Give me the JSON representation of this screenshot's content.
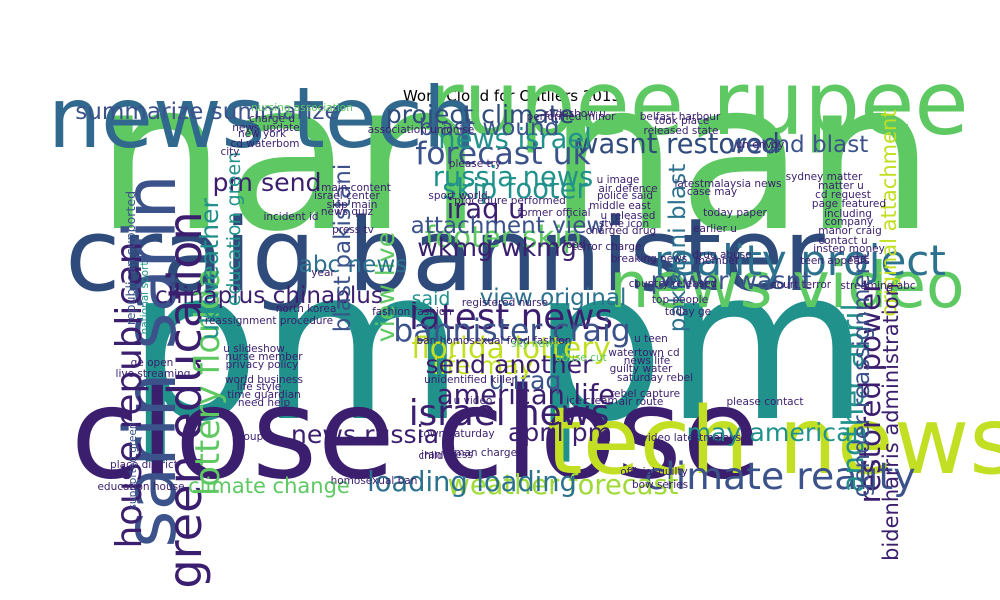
{
  "chart_data": {
    "type": "wordcloud",
    "title": "Word Cloud for Outliers 2013",
    "words": [
      {
        "text": "pm pm",
        "weight": 100,
        "color": "#21918c",
        "rot": 0
      },
      {
        "text": "nan nan",
        "weight": 98,
        "color": "#5ec962",
        "rot": 0
      },
      {
        "text": "close close",
        "weight": 60,
        "color": "#3b1f6e",
        "rot": 0
      },
      {
        "text": "craig bannister",
        "weight": 48,
        "color": "#2f4b7c",
        "rot": 0
      },
      {
        "text": "tech news",
        "weight": 44,
        "color": "#c2df23",
        "rot": 0
      },
      {
        "text": "rupee rupee",
        "weight": 42,
        "color": "#5ec962",
        "rot": 0
      },
      {
        "text": "news tech",
        "weight": 40,
        "color": "#31688e",
        "rot": 0
      },
      {
        "text": "sarin sarin",
        "weight": 34,
        "color": "#3b528b",
        "rot": 270
      },
      {
        "text": "news video",
        "weight": 30,
        "color": "#5ec962",
        "rot": 0
      },
      {
        "text": "green education",
        "weight": 22,
        "color": "#3b1f6e",
        "rot": 270
      },
      {
        "text": "reality project",
        "weight": 20,
        "color": "#2c728e",
        "rot": 0
      },
      {
        "text": "climate reality",
        "weight": 18,
        "color": "#3b528b",
        "rot": 0
      },
      {
        "text": "house republican",
        "weight": 17,
        "color": "#3b1f6e",
        "rot": 270
      },
      {
        "text": "latest news",
        "weight": 17,
        "color": "#3b1f6e",
        "rot": 0
      },
      {
        "text": "israel news",
        "weight": 17,
        "color": "#3b1f6e",
        "rot": 0
      },
      {
        "text": "lottery florida",
        "weight": 16,
        "color": "#5ec962",
        "rot": 270
      },
      {
        "text": "forecast uk",
        "weight": 15,
        "color": "#3b528b",
        "rot": 0
      },
      {
        "text": "bannister craig",
        "weight": 15,
        "color": "#3b528b",
        "rot": 0
      },
      {
        "text": "florida lottery",
        "weight": 14,
        "color": "#c2df23",
        "rot": 0
      },
      {
        "text": "another april",
        "weight": 14,
        "color": "#21918c",
        "rot": 270
      },
      {
        "text": "restored power",
        "weight": 14,
        "color": "#3b1f6e",
        "rot": 270
      },
      {
        "text": "footer skip",
        "weight": 14,
        "color": "#5ec962",
        "rot": 0
      },
      {
        "text": "russia news",
        "weight": 13,
        "color": "#21918c",
        "rot": 0
      },
      {
        "text": "skip footer",
        "weight": 13,
        "color": "#21918c",
        "rot": 0
      },
      {
        "text": "wasnt restored",
        "weight": 13,
        "color": "#2f4b7c",
        "rot": 0
      },
      {
        "text": "weather forecast",
        "weight": 13,
        "color": "#a0da39",
        "rot": 0
      },
      {
        "text": "news israel",
        "weight": 13,
        "color": "#21918c",
        "rot": 0
      },
      {
        "text": "iraq u",
        "weight": 13,
        "color": "#3b1f6e",
        "rot": 0
      },
      {
        "text": "american life",
        "weight": 13,
        "color": "#3b1f6e",
        "rot": 0
      },
      {
        "text": "loading loading",
        "weight": 13,
        "color": "#2c728e",
        "rot": 0
      },
      {
        "text": "project climate",
        "weight": 12,
        "color": "#2f4b7c",
        "rot": 0
      },
      {
        "text": "power wasnt",
        "weight": 12,
        "color": "#3b528b",
        "rot": 0
      },
      {
        "text": "news russia",
        "weight": 12,
        "color": "#3b1f6e",
        "rot": 0
      },
      {
        "text": "u iraq",
        "weight": 12,
        "color": "#3b528b",
        "rot": 0
      },
      {
        "text": "life may",
        "weight": 12,
        "color": "#c2df23",
        "rot": 0
      },
      {
        "text": "may american",
        "weight": 12,
        "color": "#21918c",
        "rot": 0
      },
      {
        "text": "pm send",
        "weight": 12,
        "color": "#3b1f6e",
        "rot": 0
      },
      {
        "text": "send another",
        "weight": 12,
        "color": "#3b1f6e",
        "rot": 0
      },
      {
        "text": "april pm",
        "weight": 12,
        "color": "#3b1f6e",
        "rot": 0
      },
      {
        "text": "wkmg wkmg",
        "weight": 12,
        "color": "#3b1f6e",
        "rot": 0
      },
      {
        "text": "uk weather",
        "weight": 12,
        "color": "#21918c",
        "rot": 270
      },
      {
        "text": "view live",
        "weight": 12,
        "color": "#5ec962",
        "rot": 270
      },
      {
        "text": "summarize summarize",
        "weight": 11,
        "color": "#3b528b",
        "rot": 0
      },
      {
        "text": "chinaplus chinaplus",
        "weight": 11,
        "color": "#3b1f6e",
        "rot": 0
      },
      {
        "text": "gender reassignment",
        "weight": 11,
        "color": "#3b528b",
        "rot": 270
      },
      {
        "text": "wound blast",
        "weight": 11,
        "color": "#3b528b",
        "rot": 0
      },
      {
        "text": "blast wound",
        "weight": 11,
        "color": "#3b528b",
        "rot": 0
      },
      {
        "text": "attachment view",
        "weight": 11,
        "color": "#3b528b",
        "rot": 0
      },
      {
        "text": "view original",
        "weight": 11,
        "color": "#2c728e",
        "rot": 0
      },
      {
        "text": "original attachment",
        "weight": 10,
        "color": "#c2df23",
        "rot": 270
      },
      {
        "text": "abc news",
        "weight": 11,
        "color": "#2c728e",
        "rot": 0
      },
      {
        "text": "blast pakistani",
        "weight": 11,
        "color": "#3b528b",
        "rot": 270
      },
      {
        "text": "pakistani blast",
        "weight": 11,
        "color": "#2c728e",
        "rot": 270
      },
      {
        "text": "climate change",
        "weight": 10,
        "color": "#5ec962",
        "rot": 0
      },
      {
        "text": "bidenharris administration",
        "weight": 10,
        "color": "#3b1f6e",
        "rot": 270
      },
      {
        "text": "said",
        "weight": 9,
        "color": "#21918c",
        "rot": 0
      },
      {
        "text": "education green",
        "weight": 9,
        "color": "#21918c",
        "rot": 270
      },
      {
        "text": "republican supported",
        "weight": 6,
        "color": "#3b528b",
        "rot": 270
      },
      {
        "text": "national sport",
        "weight": 5,
        "color": "#21918c",
        "rot": 270
      },
      {
        "text": "supported green",
        "weight": 5,
        "color": "#3b528b",
        "rot": 270
      },
      {
        "text": "belfast harbour",
        "weight": 5,
        "color": "#3b1f6e",
        "rot": 0
      },
      {
        "text": "released state",
        "weight": 5,
        "color": "#3b1f6e",
        "rot": 0
      },
      {
        "text": "took place",
        "weight": 5,
        "color": "#3b1f6e",
        "rot": 0
      },
      {
        "text": "un envoy",
        "weight": 5,
        "color": "#3b1f6e",
        "rot": 0
      },
      {
        "text": "matter u",
        "weight": 5,
        "color": "#3b1f6e",
        "rot": 0
      },
      {
        "text": "cd request",
        "weight": 5,
        "color": "#3b1f6e",
        "rot": 0
      },
      {
        "text": "page featured",
        "weight": 5,
        "color": "#3b1f6e",
        "rot": 0
      },
      {
        "text": "including",
        "weight": 5,
        "color": "#3b1f6e",
        "rot": 0
      },
      {
        "text": "company",
        "weight": 5,
        "color": "#3b1f6e",
        "rot": 0
      },
      {
        "text": "manor craig",
        "weight": 5,
        "color": "#3b1f6e",
        "rot": 0
      },
      {
        "text": "contact u",
        "weight": 5,
        "color": "#3b1f6e",
        "rot": 0
      },
      {
        "text": "instep money",
        "weight": 5,
        "color": "#3b1f6e",
        "rot": 0
      },
      {
        "text": "teen appears",
        "weight": 5,
        "color": "#3b1f6e",
        "rot": 0
      },
      {
        "text": "court terror",
        "weight": 5,
        "color": "#3b1f6e",
        "rot": 0
      },
      {
        "text": "streaming abc",
        "weight": 5,
        "color": "#3b1f6e",
        "rot": 0
      },
      {
        "text": "breaking news",
        "weight": 5,
        "color": "#3b1f6e",
        "rot": 0
      },
      {
        "text": "drug abuse",
        "weight": 5,
        "color": "#3b1f6e",
        "rot": 0
      },
      {
        "text": "today paper",
        "weight": 5,
        "color": "#3b1f6e",
        "rot": 0
      },
      {
        "text": "latestmalaysia news",
        "weight": 5,
        "color": "#3b1f6e",
        "rot": 0
      },
      {
        "text": "case may",
        "weight": 5,
        "color": "#3b1f6e",
        "rot": 0
      },
      {
        "text": "u image",
        "weight": 5,
        "color": "#3b1f6e",
        "rot": 0
      },
      {
        "text": "air defence",
        "weight": 5,
        "color": "#3b1f6e",
        "rot": 0
      },
      {
        "text": "police said",
        "weight": 5,
        "color": "#3b1f6e",
        "rot": 0
      },
      {
        "text": "middle east",
        "weight": 5,
        "color": "#3b1f6e",
        "rot": 0
      },
      {
        "text": "u released",
        "weight": 5,
        "color": "#3b1f6e",
        "rot": 0
      },
      {
        "text": "style icon",
        "weight": 5,
        "color": "#3b1f6e",
        "rot": 0
      },
      {
        "text": "charged drug",
        "weight": 5,
        "color": "#3b1f6e",
        "rot": 0
      },
      {
        "text": "terror charge",
        "weight": 5,
        "color": "#3b1f6e",
        "rot": 0
      },
      {
        "text": "main content",
        "weight": 5,
        "color": "#3b1f6e",
        "rot": 0
      },
      {
        "text": "israel center",
        "weight": 5,
        "color": "#3b1f6e",
        "rot": 0
      },
      {
        "text": "skip main",
        "weight": 5,
        "color": "#3b1f6e",
        "rot": 0
      },
      {
        "text": "news quiz",
        "weight": 5,
        "color": "#3b1f6e",
        "rot": 0
      },
      {
        "text": "press tv",
        "weight": 5,
        "color": "#3b1f6e",
        "rot": 0
      },
      {
        "text": "sport world",
        "weight": 5,
        "color": "#3b1f6e",
        "rot": 0
      },
      {
        "text": "procedure performed",
        "weight": 5,
        "color": "#3b1f6e",
        "rot": 0
      },
      {
        "text": "former official",
        "weight": 5,
        "color": "#3b1f6e",
        "rot": 0
      },
      {
        "text": "incident id",
        "weight": 5,
        "color": "#3b1f6e",
        "rot": 0
      },
      {
        "text": "registered nurse",
        "weight": 5,
        "color": "#3b1f6e",
        "rot": 0
      },
      {
        "text": "today ge",
        "weight": 5,
        "color": "#3b1f6e",
        "rot": 0
      },
      {
        "text": "u teen",
        "weight": 5,
        "color": "#3b1f6e",
        "rot": 0
      },
      {
        "text": "watertown cd",
        "weight": 5,
        "color": "#3b1f6e",
        "rot": 0
      },
      {
        "text": "news life",
        "weight": 5,
        "color": "#3b1f6e",
        "rot": 0
      },
      {
        "text": "guilty water",
        "weight": 5,
        "color": "#3b1f6e",
        "rot": 0
      },
      {
        "text": "saturday rebel",
        "weight": 5,
        "color": "#3b1f6e",
        "rot": 0
      },
      {
        "text": "rebel capture",
        "weight": 5,
        "color": "#3b1f6e",
        "rot": 0
      },
      {
        "text": "air route",
        "weight": 5,
        "color": "#3b1f6e",
        "rot": 0
      },
      {
        "text": "please contact",
        "weight": 5,
        "color": "#3b1f6e",
        "rot": 0
      },
      {
        "text": "u slideshow",
        "weight": 5,
        "color": "#3b1f6e",
        "rot": 0
      },
      {
        "text": "nurse member",
        "weight": 5,
        "color": "#3b1f6e",
        "rot": 0
      },
      {
        "text": "privacy policy",
        "weight": 5,
        "color": "#3b1f6e",
        "rot": 0
      },
      {
        "text": "world business",
        "weight": 5,
        "color": "#3b1f6e",
        "rot": 0
      },
      {
        "text": "life style",
        "weight": 5,
        "color": "#3b1f6e",
        "rot": 0
      },
      {
        "text": "time guardian",
        "weight": 5,
        "color": "#3b1f6e",
        "rot": 0
      },
      {
        "text": "need help",
        "weight": 5,
        "color": "#3b1f6e",
        "rot": 0
      },
      {
        "text": "ge open",
        "weight": 5,
        "color": "#3b1f6e",
        "rot": 0
      },
      {
        "text": "live streaming",
        "weight": 5,
        "color": "#3b1f6e",
        "rot": 0
      },
      {
        "text": "group",
        "weight": 5,
        "color": "#3b1f6e",
        "rot": 0
      },
      {
        "text": "place district",
        "weight": 5,
        "color": "#3b1f6e",
        "rot": 0
      },
      {
        "text": "education house",
        "weight": 5,
        "color": "#3b1f6e",
        "rot": 0
      },
      {
        "text": "town saturday",
        "weight": 5,
        "color": "#3b1f6e",
        "rot": 0
      },
      {
        "text": "man charged",
        "weight": 5,
        "color": "#3b1f6e",
        "rot": 0
      },
      {
        "text": "iran press",
        "weight": 5,
        "color": "#3b1f6e",
        "rot": 0
      },
      {
        "text": "official guilty",
        "weight": 5,
        "color": "#3b1f6e",
        "rot": 0
      },
      {
        "text": "reassignment procedure",
        "weight": 5,
        "color": "#3b1f6e",
        "rot": 0
      },
      {
        "text": "fashion fashion",
        "weight": 5,
        "color": "#3b1f6e",
        "rot": 0
      },
      {
        "text": "ban homosexual food fashion",
        "weight": 5,
        "color": "#3b1f6e",
        "rot": 0
      },
      {
        "text": "unidentified killer",
        "weight": 5,
        "color": "#3b1f6e",
        "rot": 0
      },
      {
        "text": "homosexual ban",
        "weight": 5,
        "color": "#3b1f6e",
        "rot": 0
      },
      {
        "text": "charge u",
        "weight": 5,
        "color": "#3b1f6e",
        "rot": 0
      },
      {
        "text": "news update",
        "weight": 5,
        "color": "#3b1f6e",
        "rot": 0
      },
      {
        "text": "new york",
        "weight": 5,
        "color": "#3b1f6e",
        "rot": 0
      },
      {
        "text": "cd waterbom",
        "weight": 5,
        "color": "#3b1f6e",
        "rot": 0
      },
      {
        "text": "city",
        "weight": 5,
        "color": "#3b1f6e",
        "rot": 0
      },
      {
        "text": "association unionise",
        "weight": 5,
        "color": "#3b1f6e",
        "rot": 0
      },
      {
        "text": "please try",
        "weight": 5,
        "color": "#3b1f6e",
        "rot": 0
      },
      {
        "text": "slideshow u",
        "weight": 5,
        "color": "#3b1f6e",
        "rot": 0
      },
      {
        "text": "performed minor",
        "weight": 5,
        "color": "#3b1f6e",
        "rot": 0
      },
      {
        "text": "nursing association",
        "weight": 5,
        "color": "#5ec962",
        "rot": 0
      },
      {
        "text": "sky news",
        "weight": 5,
        "color": "#5ec962",
        "rot": 0
      },
      {
        "text": "abuse cut",
        "weight": 5,
        "color": "#5ec962",
        "rot": 0
      },
      {
        "text": "video latestmalaysia",
        "weight": 5,
        "color": "#3b1f6e",
        "rot": 0
      },
      {
        "text": "bow series",
        "weight": 5,
        "color": "#3b1f6e",
        "rot": 0
      },
      {
        "text": "year",
        "weight": 5,
        "color": "#3b1f6e",
        "rot": 0
      },
      {
        "text": "food",
        "weight": 5,
        "color": "#3b1f6e",
        "rot": 0
      },
      {
        "text": "ice cream",
        "weight": 5,
        "color": "#3b1f6e",
        "rot": 0
      },
      {
        "text": "earlier u",
        "weight": 5,
        "color": "#3b1f6e",
        "rot": 0
      },
      {
        "text": "member",
        "weight": 5,
        "color": "#3b1f6e",
        "rot": 0
      },
      {
        "text": "red",
        "weight": 5,
        "color": "#3b1f6e",
        "rot": 0
      },
      {
        "text": "sydney matter",
        "weight": 5,
        "color": "#3b1f6e",
        "rot": 0
      },
      {
        "text": "u video",
        "weight": 5,
        "color": "#3b1f6e",
        "rot": 0
      },
      {
        "text": "north korea",
        "weight": 5,
        "color": "#3b1f6e",
        "rot": 0
      },
      {
        "text": "country released",
        "weight": 5,
        "color": "#3b1f6e",
        "rot": 0
      },
      {
        "text": "child",
        "weight": 5,
        "color": "#3b1f6e",
        "rot": 0
      },
      {
        "text": "top people",
        "weight": 5,
        "color": "#3b1f6e",
        "rot": 0
      }
    ]
  }
}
=======
What is required: Where a line in the entries holds "video", copy that line.

Task answer:
        "text": "news video",
        "text": "video latestmalaysia",
        "text": "u video",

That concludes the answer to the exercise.